> Written request
Lines that include the word "squares" are the ones to copy.

[start of Listing]

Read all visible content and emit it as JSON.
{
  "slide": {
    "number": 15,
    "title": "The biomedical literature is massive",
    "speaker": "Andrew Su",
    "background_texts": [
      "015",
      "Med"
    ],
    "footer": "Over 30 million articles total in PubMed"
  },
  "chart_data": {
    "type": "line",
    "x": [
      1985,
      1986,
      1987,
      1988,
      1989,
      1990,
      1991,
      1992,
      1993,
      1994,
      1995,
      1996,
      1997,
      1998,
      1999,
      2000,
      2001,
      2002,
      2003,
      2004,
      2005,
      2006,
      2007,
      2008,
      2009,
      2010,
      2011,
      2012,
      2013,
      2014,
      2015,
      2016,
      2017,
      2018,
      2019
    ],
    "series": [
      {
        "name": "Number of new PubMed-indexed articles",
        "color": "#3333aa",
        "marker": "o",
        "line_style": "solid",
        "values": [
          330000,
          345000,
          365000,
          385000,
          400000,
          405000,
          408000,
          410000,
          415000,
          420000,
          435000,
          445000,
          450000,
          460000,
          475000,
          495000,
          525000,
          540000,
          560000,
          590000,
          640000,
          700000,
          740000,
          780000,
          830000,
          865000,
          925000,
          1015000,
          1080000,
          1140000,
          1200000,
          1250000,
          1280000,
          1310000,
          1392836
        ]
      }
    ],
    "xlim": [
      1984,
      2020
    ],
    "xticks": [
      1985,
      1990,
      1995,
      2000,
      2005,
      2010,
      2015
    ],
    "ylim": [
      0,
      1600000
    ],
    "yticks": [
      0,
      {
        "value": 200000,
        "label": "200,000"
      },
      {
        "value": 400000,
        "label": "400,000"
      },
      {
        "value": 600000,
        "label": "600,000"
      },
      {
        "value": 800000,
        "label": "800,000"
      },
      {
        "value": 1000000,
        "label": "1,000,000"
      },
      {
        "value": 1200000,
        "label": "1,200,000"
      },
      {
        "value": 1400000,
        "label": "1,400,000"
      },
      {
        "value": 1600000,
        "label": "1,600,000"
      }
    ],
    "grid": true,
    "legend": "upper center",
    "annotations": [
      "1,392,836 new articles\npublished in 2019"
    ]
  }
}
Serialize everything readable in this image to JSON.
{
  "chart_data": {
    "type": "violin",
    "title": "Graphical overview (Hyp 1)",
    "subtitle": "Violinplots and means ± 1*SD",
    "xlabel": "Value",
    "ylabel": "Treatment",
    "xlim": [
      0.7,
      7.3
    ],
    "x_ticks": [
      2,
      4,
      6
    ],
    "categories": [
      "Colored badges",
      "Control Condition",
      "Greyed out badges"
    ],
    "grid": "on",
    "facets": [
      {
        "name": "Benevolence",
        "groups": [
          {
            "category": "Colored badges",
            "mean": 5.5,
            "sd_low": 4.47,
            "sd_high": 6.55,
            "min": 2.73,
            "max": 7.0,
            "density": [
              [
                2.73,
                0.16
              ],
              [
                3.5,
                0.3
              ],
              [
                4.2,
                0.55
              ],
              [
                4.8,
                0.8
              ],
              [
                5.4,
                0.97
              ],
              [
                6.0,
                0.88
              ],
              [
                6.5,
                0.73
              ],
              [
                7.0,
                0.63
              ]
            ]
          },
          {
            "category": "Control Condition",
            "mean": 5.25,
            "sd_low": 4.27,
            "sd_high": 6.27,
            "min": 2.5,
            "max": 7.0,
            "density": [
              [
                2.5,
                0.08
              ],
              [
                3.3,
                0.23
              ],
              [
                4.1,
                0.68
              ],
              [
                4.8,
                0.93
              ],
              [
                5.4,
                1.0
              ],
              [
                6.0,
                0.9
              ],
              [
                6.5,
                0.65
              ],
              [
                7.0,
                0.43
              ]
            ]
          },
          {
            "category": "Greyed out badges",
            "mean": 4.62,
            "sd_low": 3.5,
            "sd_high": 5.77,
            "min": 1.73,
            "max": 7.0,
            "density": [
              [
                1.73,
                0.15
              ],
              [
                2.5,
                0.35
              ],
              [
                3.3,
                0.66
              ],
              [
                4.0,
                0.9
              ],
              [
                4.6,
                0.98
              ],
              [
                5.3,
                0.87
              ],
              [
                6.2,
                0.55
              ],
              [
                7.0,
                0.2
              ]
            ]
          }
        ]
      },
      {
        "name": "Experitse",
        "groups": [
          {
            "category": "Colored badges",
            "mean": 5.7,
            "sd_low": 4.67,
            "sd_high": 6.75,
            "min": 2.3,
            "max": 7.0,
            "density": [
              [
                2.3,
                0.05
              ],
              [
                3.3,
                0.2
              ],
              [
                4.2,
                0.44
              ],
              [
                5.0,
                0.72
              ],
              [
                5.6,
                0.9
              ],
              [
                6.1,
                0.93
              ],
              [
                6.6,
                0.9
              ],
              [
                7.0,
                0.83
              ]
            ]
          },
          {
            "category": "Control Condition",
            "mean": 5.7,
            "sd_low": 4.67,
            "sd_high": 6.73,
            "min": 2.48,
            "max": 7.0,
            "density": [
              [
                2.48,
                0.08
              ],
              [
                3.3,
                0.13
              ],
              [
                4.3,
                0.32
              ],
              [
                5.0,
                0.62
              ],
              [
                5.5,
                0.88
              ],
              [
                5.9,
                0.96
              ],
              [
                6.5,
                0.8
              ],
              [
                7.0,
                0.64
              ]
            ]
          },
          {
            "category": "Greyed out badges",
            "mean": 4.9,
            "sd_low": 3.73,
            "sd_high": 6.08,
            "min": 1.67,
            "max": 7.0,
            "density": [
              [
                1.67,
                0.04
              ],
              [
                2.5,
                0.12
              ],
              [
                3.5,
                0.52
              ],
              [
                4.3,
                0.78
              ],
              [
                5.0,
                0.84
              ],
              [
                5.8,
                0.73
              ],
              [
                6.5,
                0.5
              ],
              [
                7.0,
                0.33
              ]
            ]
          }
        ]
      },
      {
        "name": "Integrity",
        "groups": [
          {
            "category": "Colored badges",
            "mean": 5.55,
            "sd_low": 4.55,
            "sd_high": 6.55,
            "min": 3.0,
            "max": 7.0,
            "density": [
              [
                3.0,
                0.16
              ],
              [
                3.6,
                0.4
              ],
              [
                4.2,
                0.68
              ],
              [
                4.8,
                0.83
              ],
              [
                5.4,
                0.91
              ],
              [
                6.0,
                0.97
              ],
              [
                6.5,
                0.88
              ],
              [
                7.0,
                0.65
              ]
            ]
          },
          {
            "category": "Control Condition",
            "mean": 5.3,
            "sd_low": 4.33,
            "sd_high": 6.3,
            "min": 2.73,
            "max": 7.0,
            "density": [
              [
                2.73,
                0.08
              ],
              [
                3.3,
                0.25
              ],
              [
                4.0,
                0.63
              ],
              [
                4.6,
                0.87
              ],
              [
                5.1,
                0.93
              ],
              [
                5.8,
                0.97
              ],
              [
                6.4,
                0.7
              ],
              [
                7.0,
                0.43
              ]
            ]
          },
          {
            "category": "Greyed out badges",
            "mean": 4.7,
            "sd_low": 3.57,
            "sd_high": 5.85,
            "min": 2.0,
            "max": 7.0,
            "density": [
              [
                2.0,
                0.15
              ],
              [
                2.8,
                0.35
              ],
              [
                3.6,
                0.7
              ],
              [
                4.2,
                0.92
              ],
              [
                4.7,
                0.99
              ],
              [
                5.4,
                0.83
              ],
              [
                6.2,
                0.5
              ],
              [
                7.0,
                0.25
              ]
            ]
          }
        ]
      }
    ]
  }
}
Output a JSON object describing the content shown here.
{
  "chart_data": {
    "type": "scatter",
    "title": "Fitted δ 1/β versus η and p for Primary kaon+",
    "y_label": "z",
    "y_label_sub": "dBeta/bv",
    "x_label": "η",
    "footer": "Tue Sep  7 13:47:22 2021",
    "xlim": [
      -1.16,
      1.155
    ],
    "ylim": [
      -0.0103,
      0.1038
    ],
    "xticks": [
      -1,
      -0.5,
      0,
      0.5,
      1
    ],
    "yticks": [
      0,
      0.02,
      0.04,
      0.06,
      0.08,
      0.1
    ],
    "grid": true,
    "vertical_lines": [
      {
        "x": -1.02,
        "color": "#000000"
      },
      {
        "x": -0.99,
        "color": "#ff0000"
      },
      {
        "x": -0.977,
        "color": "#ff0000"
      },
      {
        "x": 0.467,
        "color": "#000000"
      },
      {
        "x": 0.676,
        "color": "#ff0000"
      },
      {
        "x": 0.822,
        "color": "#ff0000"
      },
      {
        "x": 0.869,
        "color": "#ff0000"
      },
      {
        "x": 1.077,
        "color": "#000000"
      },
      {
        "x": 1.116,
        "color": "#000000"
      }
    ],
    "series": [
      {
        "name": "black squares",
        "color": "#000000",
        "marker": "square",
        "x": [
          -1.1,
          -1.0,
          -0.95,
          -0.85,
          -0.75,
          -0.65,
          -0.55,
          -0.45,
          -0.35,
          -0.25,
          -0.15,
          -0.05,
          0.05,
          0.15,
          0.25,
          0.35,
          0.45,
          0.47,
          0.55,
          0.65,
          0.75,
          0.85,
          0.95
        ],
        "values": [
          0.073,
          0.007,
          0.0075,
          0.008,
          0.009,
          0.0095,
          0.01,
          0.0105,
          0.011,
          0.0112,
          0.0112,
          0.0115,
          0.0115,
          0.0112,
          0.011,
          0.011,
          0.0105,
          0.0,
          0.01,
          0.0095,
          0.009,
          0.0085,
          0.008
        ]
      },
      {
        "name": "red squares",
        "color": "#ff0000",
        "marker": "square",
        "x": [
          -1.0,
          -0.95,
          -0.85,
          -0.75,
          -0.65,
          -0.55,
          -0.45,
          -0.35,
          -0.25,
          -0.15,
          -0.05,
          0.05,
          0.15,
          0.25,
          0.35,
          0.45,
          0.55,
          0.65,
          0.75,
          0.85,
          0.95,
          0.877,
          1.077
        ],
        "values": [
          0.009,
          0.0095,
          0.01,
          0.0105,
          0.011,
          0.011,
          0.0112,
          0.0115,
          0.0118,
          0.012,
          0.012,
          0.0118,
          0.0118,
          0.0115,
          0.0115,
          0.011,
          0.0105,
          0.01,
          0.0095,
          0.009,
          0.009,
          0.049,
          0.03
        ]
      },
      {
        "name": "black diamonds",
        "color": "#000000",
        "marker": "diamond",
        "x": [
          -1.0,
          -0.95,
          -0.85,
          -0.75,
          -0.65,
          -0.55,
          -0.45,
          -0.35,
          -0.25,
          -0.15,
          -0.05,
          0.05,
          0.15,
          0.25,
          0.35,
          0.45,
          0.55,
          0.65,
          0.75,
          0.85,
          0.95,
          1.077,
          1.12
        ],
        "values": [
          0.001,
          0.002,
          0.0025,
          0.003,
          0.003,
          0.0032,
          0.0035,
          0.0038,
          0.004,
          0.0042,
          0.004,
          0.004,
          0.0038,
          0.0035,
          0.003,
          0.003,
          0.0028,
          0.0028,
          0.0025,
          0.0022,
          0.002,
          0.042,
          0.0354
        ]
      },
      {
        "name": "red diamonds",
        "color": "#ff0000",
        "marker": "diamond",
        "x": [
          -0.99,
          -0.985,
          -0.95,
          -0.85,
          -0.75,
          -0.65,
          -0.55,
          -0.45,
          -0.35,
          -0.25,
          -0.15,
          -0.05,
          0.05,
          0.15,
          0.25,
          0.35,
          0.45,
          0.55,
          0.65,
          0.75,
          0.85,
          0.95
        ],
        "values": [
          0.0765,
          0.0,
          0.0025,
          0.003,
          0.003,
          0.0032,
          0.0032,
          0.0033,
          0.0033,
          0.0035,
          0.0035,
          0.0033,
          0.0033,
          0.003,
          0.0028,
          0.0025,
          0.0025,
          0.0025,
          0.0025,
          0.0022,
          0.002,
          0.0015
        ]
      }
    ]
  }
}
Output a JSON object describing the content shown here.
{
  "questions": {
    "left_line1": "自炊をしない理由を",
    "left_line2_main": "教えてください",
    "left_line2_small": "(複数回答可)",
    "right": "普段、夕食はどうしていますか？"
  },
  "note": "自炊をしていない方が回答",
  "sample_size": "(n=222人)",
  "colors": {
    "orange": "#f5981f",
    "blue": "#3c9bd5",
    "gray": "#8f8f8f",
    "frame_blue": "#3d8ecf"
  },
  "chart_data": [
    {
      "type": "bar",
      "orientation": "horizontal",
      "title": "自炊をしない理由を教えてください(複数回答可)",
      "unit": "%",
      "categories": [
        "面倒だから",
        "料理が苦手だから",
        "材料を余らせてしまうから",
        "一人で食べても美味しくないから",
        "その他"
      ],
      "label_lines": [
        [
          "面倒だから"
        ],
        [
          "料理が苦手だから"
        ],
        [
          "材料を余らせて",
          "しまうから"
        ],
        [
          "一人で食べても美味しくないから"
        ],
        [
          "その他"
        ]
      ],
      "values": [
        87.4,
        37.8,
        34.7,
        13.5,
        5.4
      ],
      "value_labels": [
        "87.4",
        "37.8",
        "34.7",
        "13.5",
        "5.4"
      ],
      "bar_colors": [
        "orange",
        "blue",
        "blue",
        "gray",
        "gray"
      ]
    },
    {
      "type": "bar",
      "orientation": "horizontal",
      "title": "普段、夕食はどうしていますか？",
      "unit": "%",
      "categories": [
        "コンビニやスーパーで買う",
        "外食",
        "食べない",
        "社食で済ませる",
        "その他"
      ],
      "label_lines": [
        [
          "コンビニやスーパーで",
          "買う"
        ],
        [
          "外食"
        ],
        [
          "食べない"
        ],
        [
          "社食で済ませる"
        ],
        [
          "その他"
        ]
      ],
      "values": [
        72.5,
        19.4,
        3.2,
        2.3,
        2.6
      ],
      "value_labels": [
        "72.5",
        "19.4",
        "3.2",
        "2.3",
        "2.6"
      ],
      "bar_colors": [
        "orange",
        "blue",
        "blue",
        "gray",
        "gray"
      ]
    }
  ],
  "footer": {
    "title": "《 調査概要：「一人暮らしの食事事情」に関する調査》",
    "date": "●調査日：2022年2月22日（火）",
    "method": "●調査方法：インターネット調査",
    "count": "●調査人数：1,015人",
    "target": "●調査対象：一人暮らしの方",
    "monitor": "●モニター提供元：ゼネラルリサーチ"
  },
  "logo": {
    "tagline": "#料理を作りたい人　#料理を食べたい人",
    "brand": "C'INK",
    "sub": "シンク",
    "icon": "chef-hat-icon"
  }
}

[end of Listing]

> Response
        "name": "black squares",
        "name": "red squares",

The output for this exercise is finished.